### [Work to do]
Read the lines below. Copy out any that hold the string "this".

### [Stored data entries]
──────
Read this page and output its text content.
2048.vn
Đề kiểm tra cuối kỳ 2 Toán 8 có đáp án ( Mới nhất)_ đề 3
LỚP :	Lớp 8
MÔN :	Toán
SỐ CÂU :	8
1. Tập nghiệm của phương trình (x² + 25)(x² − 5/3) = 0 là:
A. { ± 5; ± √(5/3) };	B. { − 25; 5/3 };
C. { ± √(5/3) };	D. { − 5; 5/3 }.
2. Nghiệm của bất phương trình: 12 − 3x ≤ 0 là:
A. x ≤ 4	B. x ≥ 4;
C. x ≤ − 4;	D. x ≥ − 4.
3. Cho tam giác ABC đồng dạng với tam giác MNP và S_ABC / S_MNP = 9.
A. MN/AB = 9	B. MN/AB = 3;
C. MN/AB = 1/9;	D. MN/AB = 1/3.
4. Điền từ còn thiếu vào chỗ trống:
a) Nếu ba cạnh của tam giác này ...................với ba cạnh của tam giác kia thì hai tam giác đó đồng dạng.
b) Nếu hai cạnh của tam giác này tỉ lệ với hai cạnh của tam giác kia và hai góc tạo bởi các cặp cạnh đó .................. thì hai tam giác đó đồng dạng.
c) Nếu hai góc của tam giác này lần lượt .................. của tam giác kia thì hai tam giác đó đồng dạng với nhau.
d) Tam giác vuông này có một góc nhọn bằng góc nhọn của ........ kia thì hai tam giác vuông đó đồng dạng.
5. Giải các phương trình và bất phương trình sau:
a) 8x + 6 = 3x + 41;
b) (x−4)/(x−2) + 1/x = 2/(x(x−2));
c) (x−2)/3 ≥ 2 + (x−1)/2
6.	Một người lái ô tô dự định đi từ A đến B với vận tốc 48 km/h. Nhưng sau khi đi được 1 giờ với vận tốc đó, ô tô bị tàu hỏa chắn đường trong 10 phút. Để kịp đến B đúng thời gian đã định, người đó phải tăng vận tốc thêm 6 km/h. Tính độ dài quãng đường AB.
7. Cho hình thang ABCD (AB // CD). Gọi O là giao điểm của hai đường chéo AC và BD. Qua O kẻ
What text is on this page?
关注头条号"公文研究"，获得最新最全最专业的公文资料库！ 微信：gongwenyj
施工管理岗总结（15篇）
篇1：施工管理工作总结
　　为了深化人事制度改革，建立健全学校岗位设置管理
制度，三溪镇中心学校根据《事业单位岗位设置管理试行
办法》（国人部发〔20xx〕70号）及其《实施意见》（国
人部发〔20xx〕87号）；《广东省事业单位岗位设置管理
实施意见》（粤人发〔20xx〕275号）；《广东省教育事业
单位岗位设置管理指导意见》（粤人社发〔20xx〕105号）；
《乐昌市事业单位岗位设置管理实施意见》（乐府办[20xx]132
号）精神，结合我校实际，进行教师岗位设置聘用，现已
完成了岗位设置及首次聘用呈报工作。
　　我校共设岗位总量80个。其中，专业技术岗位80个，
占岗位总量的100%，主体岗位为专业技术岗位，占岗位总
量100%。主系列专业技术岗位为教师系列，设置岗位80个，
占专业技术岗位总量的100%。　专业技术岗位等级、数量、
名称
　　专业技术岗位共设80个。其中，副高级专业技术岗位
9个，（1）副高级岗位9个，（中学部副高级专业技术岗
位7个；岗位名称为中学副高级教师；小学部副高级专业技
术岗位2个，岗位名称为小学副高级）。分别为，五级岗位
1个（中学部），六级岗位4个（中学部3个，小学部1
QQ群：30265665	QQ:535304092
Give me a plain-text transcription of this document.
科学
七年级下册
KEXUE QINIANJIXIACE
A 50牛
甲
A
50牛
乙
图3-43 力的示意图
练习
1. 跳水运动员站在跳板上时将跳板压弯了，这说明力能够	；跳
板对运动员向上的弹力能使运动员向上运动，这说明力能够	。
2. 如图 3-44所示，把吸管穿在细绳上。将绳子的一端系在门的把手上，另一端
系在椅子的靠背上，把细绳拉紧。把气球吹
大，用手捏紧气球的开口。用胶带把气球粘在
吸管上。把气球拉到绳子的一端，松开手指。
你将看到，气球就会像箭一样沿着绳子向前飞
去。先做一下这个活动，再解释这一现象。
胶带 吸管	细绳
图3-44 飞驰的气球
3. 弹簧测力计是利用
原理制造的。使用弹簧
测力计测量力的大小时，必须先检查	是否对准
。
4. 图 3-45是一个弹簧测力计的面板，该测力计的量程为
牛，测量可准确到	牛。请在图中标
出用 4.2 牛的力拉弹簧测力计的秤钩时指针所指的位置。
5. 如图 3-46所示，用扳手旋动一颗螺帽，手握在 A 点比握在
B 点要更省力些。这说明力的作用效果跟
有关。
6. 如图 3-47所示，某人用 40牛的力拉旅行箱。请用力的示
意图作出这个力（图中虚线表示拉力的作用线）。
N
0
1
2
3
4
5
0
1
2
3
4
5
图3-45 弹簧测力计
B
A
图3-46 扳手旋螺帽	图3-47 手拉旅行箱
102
──────
### [Full output]
Read this page and output its text content.
What text is on this page?
Give me a plain-text transcription of this document.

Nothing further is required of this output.